— BEGIN SUPPLIED DATA —

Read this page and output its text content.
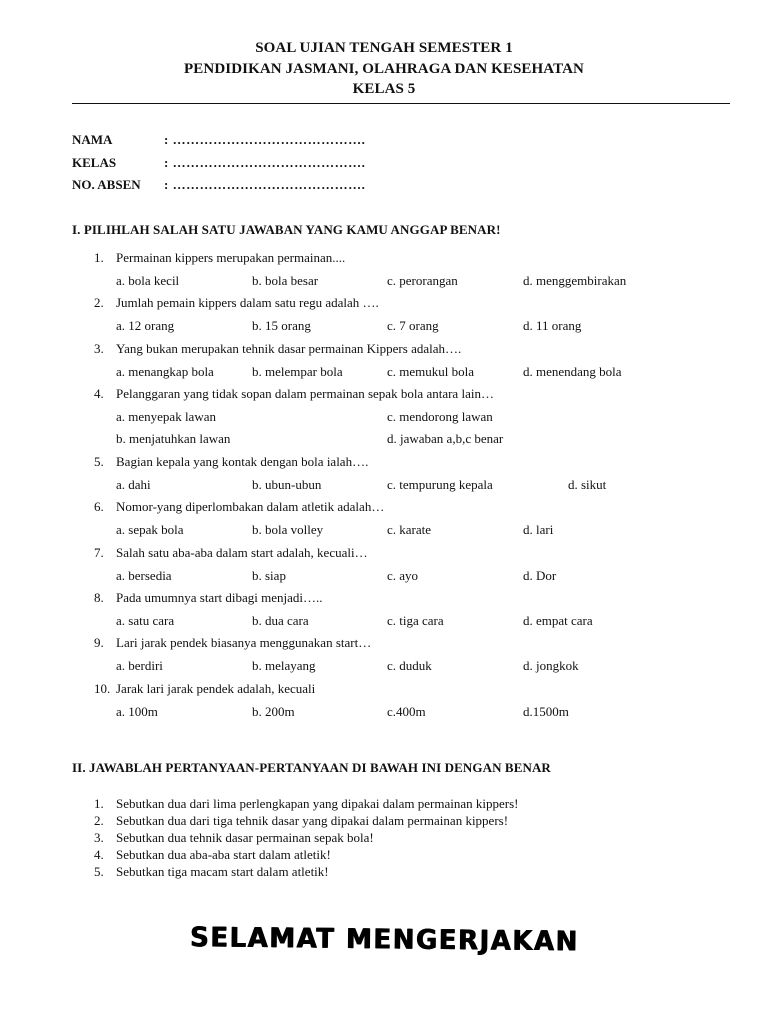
SOAL UJIAN TENGAH SEMESTER 1
PENDIDIKAN JASMANI, OLAHRAGA DAN KESEHATAN
KELAS 5
NAMA	: …………………………………….
KELAS	: …………………………………….
NO. ABSEN : …………………………………….
I. PILIHLAH SALAH SATU JAWABAN YANG KAMU ANGGAP BENAR!
1. Permainan kippers merupakan permainan....
a. bola kecil	b. bola besar	c. perorangan	d. menggembirakan
2. Jumlah pemain kippers dalam satu regu adalah ….
a. 12 orang	b. 15 orang	c. 7 orang	d. 11 orang
3. Yang bukan merupakan tehnik dasar permainan Kippers adalah….
a. menangkap bola	b. melempar bola	c. memukul bola	d. menendang bola
4. Pelanggaran yang tidak sopan dalam permainan sepak bola antara lain…
a. menyepak lawan	c. mendorong lawan
b. menjatuhkan lawan	d. jawaban a,b,c benar
5. Bagian kepala yang kontak dengan bola ialah….
a. dahi	b. ubun-ubun	c. tempurung kepala	d. sikut
6. Nomor-yang diperlombakan dalam atletik adalah…
a. sepak bola	b. bola volley	c. karate	d. lari
7. Salah satu aba-aba dalam start adalah, kecuali…
a. bersedia	b. siap	c. ayo	d. Dor
8. Pada umumnya start dibagi menjadi…..
a. satu cara	b. dua cara	c. tiga cara	d. empat cara
9. Lari jarak pendek biasanya menggunakan start…
a. berdiri	b. melayang	c. duduk	d. jongkok
10. Jarak lari jarak pendek adalah, kecuali
a. 100m	b. 200m	c.400m	d.1500m
II. JAWABLAH PERTANYAAN-PERTANYAAN DI BAWAH INI DENGAN BENAR
1. Sebutkan dua dari lima perlengkapan yang dipakai dalam permainan kippers!
2. Sebutkan dua dari tiga tehnik dasar yang dipakai dalam permainan kippers!
3. Sebutkan dua tehnik dasar permainan sepak bola!
4. Sebutkan dua aba-aba start dalam atletik!
5. Sebutkan tiga macam start dalam atletik!
SELAMAT MENGERJAKAN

— END SUPPLIED DATA —

* WHAT IS BEING ASKED
Skip the images and write out the rest of the listing exactly.

* FULL RESPONSE
Read this page and output its text content.
SOAL UJIAN TENGAH SEMESTER 1
PENDIDIKAN JASMANI, OLAHRAGA DAN KESEHATAN
KELAS 5
NAMA	: …………………………………….
KELAS	: …………………………………….
NO. ABSEN : …………………………………….
I. PILIHLAH SALAH SATU JAWABAN YANG KAMU ANGGAP BENAR!
1. Permainan kippers merupakan permainan....
a. bola kecil	b. bola besar	c. perorangan	d. menggembirakan
2. Jumlah pemain kippers dalam satu regu adalah ….
a. 12 orang	b. 15 orang	c. 7 orang	d. 11 orang
3. Yang bukan merupakan tehnik dasar permainan Kippers adalah….
a. menangkap bola	b. melempar bola	c. memukul bola	d. menendang bola
4. Pelanggaran yang tidak sopan dalam permainan sepak bola antara lain…
a. menyepak lawan	c. mendorong lawan
b. menjatuhkan lawan	d. jawaban a,b,c benar
5. Bagian kepala yang kontak dengan bola ialah….
a. dahi	b. ubun-ubun	c. tempurung kepala	d. sikut
6. Nomor-yang diperlombakan dalam atletik adalah…
a. sepak bola	b. bola volley	c. karate	d. lari
7. Salah satu aba-aba dalam start adalah, kecuali…
a. bersedia	b. siap	c. ayo	d. Dor
8. Pada umumnya start dibagi menjadi…..
a. satu cara	b. dua cara	c. tiga cara	d. empat cara
9. Lari jarak pendek biasanya menggunakan start…
a. berdiri	b. melayang	c. duduk	d. jongkok
10. Jarak lari jarak pendek adalah, kecuali
a. 100m	b. 200m	c.400m	d.1500m
II. JAWABLAH PERTANYAAN-PERTANYAAN DI BAWAH INI DENGAN BENAR
1. Sebutkan dua dari lima perlengkapan yang dipakai dalam permainan kippers!
2. Sebutkan dua dari tiga tehnik dasar yang dipakai dalam permainan kippers!
3. Sebutkan dua tehnik dasar permainan sepak bola!
4. Sebutkan dua aba-aba start dalam atletik!
5. Sebutkan tiga macam start dalam atletik!
SELAMAT MENGERJAKAN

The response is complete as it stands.